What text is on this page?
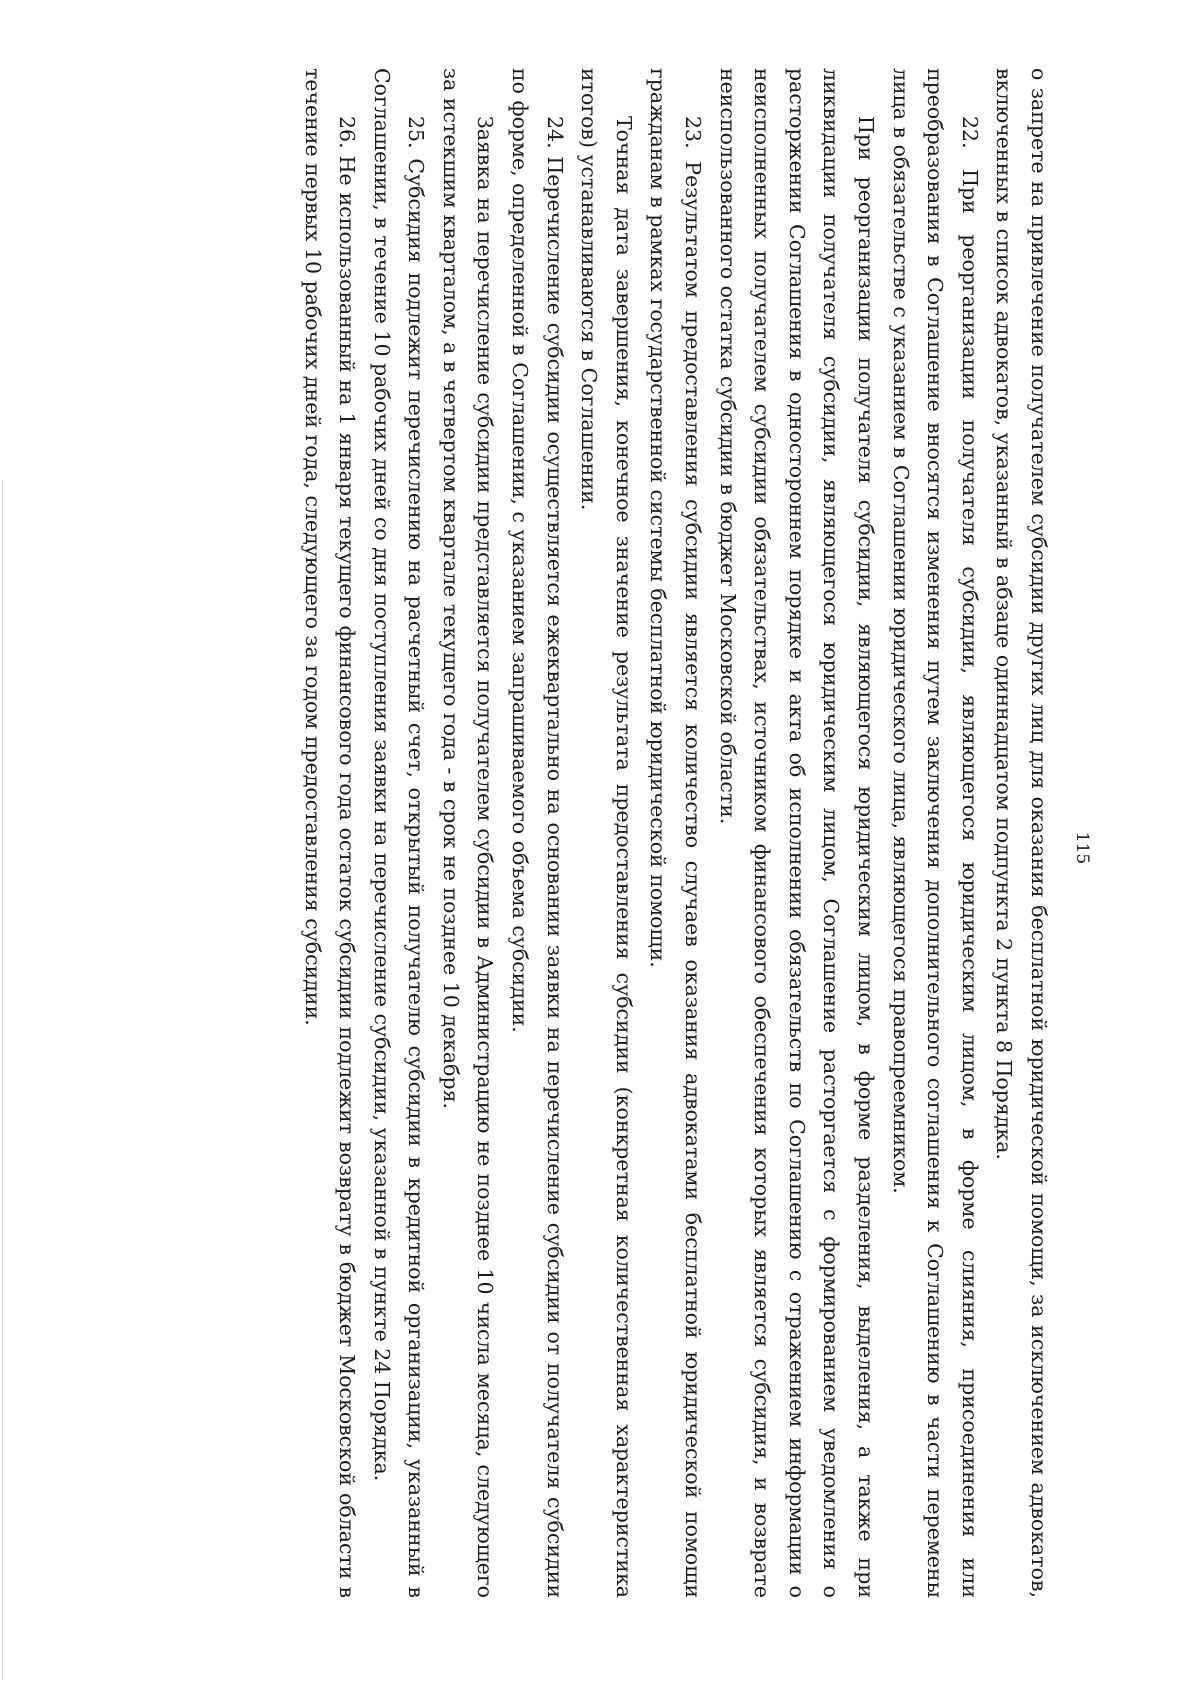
115

о запрете на привлечение получателем субсидии других лиц для оказания бесплатной юридической помощи, за исключением адвокатов, включенных в список адвокатов, указанный в абзаце одиннадцатом подпункта 2 пункта 8 Порядка.

22. При реорганизации получателя субсидии, являющегося юридическим лицом, в форме слияния, присоединения или преобразования в Соглашение вносятся изменения путем заключения дополнительного соглашения к Соглашению в части перемены лица в обязательстве с указанием в Соглашении юридического лица, являющегося правопреемником.

При реорганизации получателя субсидии, являющегося юридическим лицом, в форме разделения, выделения, а также при ликвидации получателя субсидии, являющегося юридическим лицом, Соглашение расторгается с формированием уведомления о расторжении Соглашения в одностороннем порядке и акта об исполнении обязательств по Соглашению с отражением информации о неисполненных получателем субсидии обязательствах, источником финансового обеспечения которых является субсидия, и возврате неиспользованного остатка субсидии в бюджет Московской области.

23. Результатом предоставления субсидии является количество случаев оказания адвокатами бесплатной юридической помощи гражданам в рамках государственной системы бесплатной юридической помощи.

Точная дата завершения, конечное значение результата предоставления субсидии (конкретная количественная характеристика итогов) устанавливаются в Соглашении.

24. Перечисление субсидии осуществляется ежеквартально на основании заявки на перечисление субсидии от получателя субсидии по форме, определенной в Соглашении, с указанием запрашиваемого объема субсидии.

Заявка на перечисление субсидии представляется получателем субсидии в Администрацию не позднее 10 числа месяца, следующего за истекшим кварталом, а в четвертом квартале текущего года - в срок не позднее 10 декабря.

25. Субсидия подлежит перечислению на расчетный счет, открытый получателю субсидии в кредитной организации, указанный в Соглашении, в течение 10 рабочих дней со дня поступления заявки на перечисление субсидии, указанной в пункте 24 Порядка.

26. Не использованный на 1 января текущего финансового года остаток субсидии подлежит возврату в бюджет Московской области в течение первых 10 рабочих дней года, следующего за годом предоставления субсидии.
########
• WRITTEN REQUEST
Within the listing above, find every line containing the string "бюджет" and return it.

• OUTPUT FOR THIS EXERCISE
При реорганизации получателя субсидии, являющегося юридическим лицом, в форме разделения, выделения, а также при ликвидации получателя субсидии, являющегося юридическим лицом, Соглашение расторгается с формированием уведомления о расторжении Соглашения в одностороннем порядке и акта об исполнении обязательств по Соглашению с отражением информации о неисполненных получателем субсидии обязательствах, источником финансового обеспечения которых является субсидия, и возврате неиспользованного остатка субсидии в бюджет Московской области.
26. Не использованный на 1 января текущего финансового года остаток субсидии подлежит возврату в бюджет Московской области в течение первых 10 рабочих дней года, следующего за годом предоставления субсидии.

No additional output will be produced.